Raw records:
+---+

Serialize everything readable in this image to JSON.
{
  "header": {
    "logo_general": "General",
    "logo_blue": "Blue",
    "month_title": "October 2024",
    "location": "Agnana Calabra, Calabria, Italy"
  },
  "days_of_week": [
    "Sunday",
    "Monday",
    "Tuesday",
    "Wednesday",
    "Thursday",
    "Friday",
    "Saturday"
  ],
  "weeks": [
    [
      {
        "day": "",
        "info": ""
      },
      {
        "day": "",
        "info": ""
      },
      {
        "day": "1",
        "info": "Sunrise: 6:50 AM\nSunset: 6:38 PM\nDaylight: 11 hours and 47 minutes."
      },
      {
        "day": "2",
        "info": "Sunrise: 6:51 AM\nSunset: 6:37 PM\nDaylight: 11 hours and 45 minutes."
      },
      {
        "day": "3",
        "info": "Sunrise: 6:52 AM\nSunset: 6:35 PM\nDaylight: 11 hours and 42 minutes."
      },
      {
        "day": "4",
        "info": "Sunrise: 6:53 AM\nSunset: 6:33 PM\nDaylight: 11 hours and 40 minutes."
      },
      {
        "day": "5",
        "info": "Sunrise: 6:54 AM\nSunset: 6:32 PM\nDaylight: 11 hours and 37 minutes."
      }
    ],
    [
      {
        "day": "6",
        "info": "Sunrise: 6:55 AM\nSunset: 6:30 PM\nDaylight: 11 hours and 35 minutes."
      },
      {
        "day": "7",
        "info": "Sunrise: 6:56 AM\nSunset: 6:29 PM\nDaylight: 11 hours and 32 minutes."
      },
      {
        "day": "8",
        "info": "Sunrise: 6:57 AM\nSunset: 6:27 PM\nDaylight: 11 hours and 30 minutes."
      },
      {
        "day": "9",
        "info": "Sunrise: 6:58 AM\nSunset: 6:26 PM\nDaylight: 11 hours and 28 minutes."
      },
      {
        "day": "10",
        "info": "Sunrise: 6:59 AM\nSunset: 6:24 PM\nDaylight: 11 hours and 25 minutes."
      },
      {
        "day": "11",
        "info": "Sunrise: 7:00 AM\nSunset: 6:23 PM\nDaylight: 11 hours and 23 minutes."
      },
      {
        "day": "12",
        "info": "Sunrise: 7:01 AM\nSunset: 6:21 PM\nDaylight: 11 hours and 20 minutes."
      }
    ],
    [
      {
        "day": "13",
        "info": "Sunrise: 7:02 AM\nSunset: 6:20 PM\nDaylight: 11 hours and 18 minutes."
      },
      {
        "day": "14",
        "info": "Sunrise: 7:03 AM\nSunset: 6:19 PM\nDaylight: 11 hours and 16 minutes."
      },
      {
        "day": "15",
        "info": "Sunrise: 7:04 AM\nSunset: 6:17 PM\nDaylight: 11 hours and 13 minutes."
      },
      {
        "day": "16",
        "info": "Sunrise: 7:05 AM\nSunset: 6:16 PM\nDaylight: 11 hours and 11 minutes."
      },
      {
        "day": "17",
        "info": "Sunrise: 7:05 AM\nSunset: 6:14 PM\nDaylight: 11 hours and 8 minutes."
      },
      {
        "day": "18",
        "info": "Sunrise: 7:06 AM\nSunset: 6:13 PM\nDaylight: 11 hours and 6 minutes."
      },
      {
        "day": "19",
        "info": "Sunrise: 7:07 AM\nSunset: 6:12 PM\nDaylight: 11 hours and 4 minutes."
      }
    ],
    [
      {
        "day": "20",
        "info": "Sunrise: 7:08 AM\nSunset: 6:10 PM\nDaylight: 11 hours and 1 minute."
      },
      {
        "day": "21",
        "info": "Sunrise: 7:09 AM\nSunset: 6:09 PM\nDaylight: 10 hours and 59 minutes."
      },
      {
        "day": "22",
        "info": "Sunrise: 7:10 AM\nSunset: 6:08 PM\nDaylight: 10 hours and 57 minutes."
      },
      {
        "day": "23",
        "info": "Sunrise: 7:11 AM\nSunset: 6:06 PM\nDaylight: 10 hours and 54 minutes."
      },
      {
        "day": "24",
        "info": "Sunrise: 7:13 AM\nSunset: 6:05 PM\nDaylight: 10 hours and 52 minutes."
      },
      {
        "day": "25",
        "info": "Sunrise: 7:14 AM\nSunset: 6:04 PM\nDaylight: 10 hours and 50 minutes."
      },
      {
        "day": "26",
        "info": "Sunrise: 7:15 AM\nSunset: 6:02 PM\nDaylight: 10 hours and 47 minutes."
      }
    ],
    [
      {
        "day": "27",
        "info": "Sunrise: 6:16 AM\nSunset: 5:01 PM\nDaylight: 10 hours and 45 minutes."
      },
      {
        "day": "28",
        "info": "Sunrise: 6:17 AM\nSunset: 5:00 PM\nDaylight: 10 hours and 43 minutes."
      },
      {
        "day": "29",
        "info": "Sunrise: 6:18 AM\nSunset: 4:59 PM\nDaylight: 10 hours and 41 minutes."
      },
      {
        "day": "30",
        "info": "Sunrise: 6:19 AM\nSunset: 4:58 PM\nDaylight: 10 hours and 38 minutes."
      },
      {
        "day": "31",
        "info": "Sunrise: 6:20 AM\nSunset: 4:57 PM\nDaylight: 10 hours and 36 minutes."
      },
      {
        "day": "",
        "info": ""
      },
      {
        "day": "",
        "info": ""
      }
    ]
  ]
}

+---+

_STATED GOAL_:
Write out the entries above word for word.

_CORRECT RESPONSE_:
Serialize everything readable in this image to JSON.
{
  "header": {
    "logo_general": "General",
    "logo_blue": "Blue",
    "month_title": "October 2024",
    "location": "Agnana Calabra, Calabria, Italy"
  },
  "days_of_week": [
    "Sunday",
    "Monday",
    "Tuesday",
    "Wednesday",
    "Thursday",
    "Friday",
    "Saturday"
  ],
  "weeks": [
    [
      {
        "day": "",
        "info": ""
      },
      {
        "day": "",
        "info": ""
      },
      {
        "day": "1",
        "info": "Sunrise: 6:50 AM\nSunset: 6:38 PM\nDaylight: 11 hours and 47 minutes."
      },
      {
        "day": "2",
        "info": "Sunrise: 6:51 AM\nSunset: 6:37 PM\nDaylight: 11 hours and 45 minutes."
      },
      {
        "day": "3",
        "info": "Sunrise: 6:52 AM\nSunset: 6:35 PM\nDaylight: 11 hours and 42 minutes."
      },
      {
        "day": "4",
        "info": "Sunrise: 6:53 AM\nSunset: 6:33 PM\nDaylight: 11 hours and 40 minutes."
      },
      {
        "day": "5",
        "info": "Sunrise: 6:54 AM\nSunset: 6:32 PM\nDaylight: 11 hours and 37 minutes."
      }
    ],
    [
      {
        "day": "6",
        "info": "Sunrise: 6:55 AM\nSunset: 6:30 PM\nDaylight: 11 hours and 35 minutes."
      },
      {
        "day": "7",
        "info": "Sunrise: 6:56 AM\nSunset: 6:29 PM\nDaylight: 11 hours and 32 minutes."
      },
      {
        "day": "8",
        "info": "Sunrise: 6:57 AM\nSunset: 6:27 PM\nDaylight: 11 hours and 30 minutes."
      },
      {
        "day": "9",
        "info": "Sunrise: 6:58 AM\nSunset: 6:26 PM\nDaylight: 11 hours and 28 minutes."
      },
      {
        "day": "10",
        "info": "Sunrise: 6:59 AM\nSunset: 6:24 PM\nDaylight: 11 hours and 25 minutes."
      },
      {
        "day": "11",
        "info": "Sunrise: 7:00 AM\nSunset: 6:23 PM\nDaylight: 11 hours and 23 minutes."
      },
      {
        "day": "12",
        "info": "Sunrise: 7:01 AM\nSunset: 6:21 PM\nDaylight: 11 hours and 20 minutes."
      }
    ],
    [
      {
        "day": "13",
        "info": "Sunrise: 7:02 AM\nSunset: 6:20 PM\nDaylight: 11 hours and 18 minutes."
      },
      {
        "day": "14",
        "info": "Sunrise: 7:03 AM\nSunset: 6:19 PM\nDaylight: 11 hours and 16 minutes."
      },
      {
        "day": "15",
        "info": "Sunrise: 7:04 AM\nSunset: 6:17 PM\nDaylight: 11 hours and 13 minutes."
      },
      {
        "day": "16",
        "info": "Sunrise: 7:05 AM\nSunset: 6:16 PM\nDaylight: 11 hours and 11 minutes."
      },
      {
        "day": "17",
        "info": "Sunrise: 7:05 AM\nSunset: 6:14 PM\nDaylight: 11 hours and 8 minutes."
      },
      {
        "day": "18",
        "info": "Sunrise: 7:06 AM\nSunset: 6:13 PM\nDaylight: 11 hours and 6 minutes."
      },
      {
        "day": "19",
        "info": "Sunrise: 7:07 AM\nSunset: 6:12 PM\nDaylight: 11 hours and 4 minutes."
      }
    ],
    [
      {
        "day": "20",
        "info": "Sunrise: 7:08 AM\nSunset: 6:10 PM\nDaylight: 11 hours and 1 minute."
      },
      {
        "day": "21",
        "info": "Sunrise: 7:09 AM\nSunset: 6:09 PM\nDaylight: 10 hours and 59 minutes."
      },
      {
        "day": "22",
        "info": "Sunrise: 7:10 AM\nSunset: 6:08 PM\nDaylight: 10 hours and 57 minutes."
      },
      {
        "day": "23",
        "info": "Sunrise: 7:11 AM\nSunset: 6:06 PM\nDaylight: 10 hours and 54 minutes."
      },
      {
        "day": "24",
        "info": "Sunrise: 7:13 AM\nSunset: 6:05 PM\nDaylight: 10 hours and 52 minutes."
      },
      {
        "day": "25",
        "info": "Sunrise: 7:14 AM\nSunset: 6:04 PM\nDaylight: 10 hours and 50 minutes."
      },
      {
        "day": "26",
        "info": "Sunrise: 7:15 AM\nSunset: 6:02 PM\nDaylight: 10 hours and 47 minutes."
      }
    ],
    [
      {
        "day": "27",
        "info": "Sunrise: 6:16 AM\nSunset: 5:01 PM\nDaylight: 10 hours and 45 minutes."
      },
      {
        "day": "28",
        "info": "Sunrise: 6:17 AM\nSunset: 5:00 PM\nDaylight: 10 hours and 43 minutes."
      },
      {
        "day": "29",
        "info": "Sunrise: 6:18 AM\nSunset: 4:59 PM\nDaylight: 10 hours and 41 minutes."
      },
      {
        "day": "30",
        "info": "Sunrise: 6:19 AM\nSunset: 4:58 PM\nDaylight: 10 hours and 38 minutes."
      },
      {
        "day": "31",
        "info": "Sunrise: 6:20 AM\nSunset: 4:57 PM\nDaylight: 10 hours and 36 minutes."
      },
      {
        "day": "",
        "info": ""
      },
      {
        "day": "",
        "info": ""
      }
    ]
  ]
}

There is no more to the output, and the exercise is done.